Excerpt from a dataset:
____________

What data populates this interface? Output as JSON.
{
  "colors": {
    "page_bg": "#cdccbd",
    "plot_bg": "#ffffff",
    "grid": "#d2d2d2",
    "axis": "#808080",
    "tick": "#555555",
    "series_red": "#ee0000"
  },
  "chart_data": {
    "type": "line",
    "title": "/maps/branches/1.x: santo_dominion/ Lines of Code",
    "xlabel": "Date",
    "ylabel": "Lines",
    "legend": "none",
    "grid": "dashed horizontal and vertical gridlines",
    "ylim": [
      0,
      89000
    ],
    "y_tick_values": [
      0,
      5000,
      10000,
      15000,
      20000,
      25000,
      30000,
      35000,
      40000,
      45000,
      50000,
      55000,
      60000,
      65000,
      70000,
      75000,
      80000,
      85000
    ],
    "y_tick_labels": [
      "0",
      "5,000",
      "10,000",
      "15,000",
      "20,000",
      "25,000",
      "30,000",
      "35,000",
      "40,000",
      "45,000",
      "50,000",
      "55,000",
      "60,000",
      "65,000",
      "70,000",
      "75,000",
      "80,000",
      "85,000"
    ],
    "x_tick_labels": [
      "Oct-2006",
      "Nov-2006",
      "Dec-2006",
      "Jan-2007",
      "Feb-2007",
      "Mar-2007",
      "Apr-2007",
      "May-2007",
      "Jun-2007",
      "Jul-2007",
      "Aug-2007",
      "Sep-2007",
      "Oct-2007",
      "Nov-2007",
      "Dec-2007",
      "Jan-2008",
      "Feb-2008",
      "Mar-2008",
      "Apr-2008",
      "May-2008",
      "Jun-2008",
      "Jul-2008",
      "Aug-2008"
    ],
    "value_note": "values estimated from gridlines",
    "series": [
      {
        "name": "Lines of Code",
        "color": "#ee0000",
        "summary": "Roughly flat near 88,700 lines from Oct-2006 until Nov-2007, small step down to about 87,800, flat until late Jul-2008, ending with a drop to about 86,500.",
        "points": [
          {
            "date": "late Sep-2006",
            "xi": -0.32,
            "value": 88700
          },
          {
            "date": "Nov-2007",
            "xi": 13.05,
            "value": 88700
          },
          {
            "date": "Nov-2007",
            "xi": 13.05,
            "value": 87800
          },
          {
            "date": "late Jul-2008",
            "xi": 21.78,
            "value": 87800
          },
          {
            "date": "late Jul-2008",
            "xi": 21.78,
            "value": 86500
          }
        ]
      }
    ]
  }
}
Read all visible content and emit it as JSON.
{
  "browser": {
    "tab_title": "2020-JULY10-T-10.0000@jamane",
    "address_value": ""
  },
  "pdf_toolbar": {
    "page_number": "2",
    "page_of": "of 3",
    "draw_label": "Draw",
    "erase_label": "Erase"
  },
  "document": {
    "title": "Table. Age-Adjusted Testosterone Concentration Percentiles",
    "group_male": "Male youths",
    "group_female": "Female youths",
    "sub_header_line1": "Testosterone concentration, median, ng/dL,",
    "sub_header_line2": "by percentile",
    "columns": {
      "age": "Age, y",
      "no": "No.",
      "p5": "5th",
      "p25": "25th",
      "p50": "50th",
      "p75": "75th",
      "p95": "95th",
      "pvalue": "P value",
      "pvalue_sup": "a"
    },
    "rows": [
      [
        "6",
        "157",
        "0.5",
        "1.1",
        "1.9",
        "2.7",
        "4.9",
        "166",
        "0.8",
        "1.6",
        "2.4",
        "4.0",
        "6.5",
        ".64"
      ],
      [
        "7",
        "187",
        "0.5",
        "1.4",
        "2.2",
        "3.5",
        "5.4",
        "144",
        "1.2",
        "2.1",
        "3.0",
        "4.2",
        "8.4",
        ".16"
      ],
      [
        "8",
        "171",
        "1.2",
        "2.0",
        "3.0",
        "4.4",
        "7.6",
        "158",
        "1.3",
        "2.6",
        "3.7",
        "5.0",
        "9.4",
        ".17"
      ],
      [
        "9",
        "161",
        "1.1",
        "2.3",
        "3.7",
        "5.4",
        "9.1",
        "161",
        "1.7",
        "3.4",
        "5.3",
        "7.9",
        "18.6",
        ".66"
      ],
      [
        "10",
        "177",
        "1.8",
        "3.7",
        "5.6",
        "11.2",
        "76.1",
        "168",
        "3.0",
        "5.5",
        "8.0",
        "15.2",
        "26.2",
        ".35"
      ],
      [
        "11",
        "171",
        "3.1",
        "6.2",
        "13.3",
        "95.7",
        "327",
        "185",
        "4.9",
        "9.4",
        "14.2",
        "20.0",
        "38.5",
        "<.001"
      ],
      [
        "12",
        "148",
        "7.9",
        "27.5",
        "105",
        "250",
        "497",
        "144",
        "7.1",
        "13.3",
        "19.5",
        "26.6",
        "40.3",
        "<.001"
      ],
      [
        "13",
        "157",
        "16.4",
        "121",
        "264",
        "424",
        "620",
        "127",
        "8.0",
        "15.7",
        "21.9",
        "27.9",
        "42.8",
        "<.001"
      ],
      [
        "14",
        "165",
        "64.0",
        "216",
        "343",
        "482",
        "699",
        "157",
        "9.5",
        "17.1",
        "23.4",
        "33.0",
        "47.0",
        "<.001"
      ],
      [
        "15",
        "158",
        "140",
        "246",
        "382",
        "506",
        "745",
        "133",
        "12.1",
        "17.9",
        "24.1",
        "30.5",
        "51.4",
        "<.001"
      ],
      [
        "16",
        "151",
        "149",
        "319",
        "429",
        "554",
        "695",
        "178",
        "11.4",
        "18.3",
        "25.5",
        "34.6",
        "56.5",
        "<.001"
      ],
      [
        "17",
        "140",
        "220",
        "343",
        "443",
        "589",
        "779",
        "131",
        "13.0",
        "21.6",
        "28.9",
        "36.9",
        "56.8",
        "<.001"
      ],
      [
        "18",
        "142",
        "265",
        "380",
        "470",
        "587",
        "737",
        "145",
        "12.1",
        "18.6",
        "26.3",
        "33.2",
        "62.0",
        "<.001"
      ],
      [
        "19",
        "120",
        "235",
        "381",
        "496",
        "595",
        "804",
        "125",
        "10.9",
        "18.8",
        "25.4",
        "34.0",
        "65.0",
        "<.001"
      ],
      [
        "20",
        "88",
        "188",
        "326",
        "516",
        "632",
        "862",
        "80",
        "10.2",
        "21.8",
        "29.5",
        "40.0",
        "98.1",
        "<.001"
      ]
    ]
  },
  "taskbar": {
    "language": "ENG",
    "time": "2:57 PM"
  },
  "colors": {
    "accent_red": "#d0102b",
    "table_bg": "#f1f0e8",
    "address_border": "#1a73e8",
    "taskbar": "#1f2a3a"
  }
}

____________

:: Direction ::
Count every line of the records that holds "Testosterone". State the number, nothing else.

:: Task response ::
2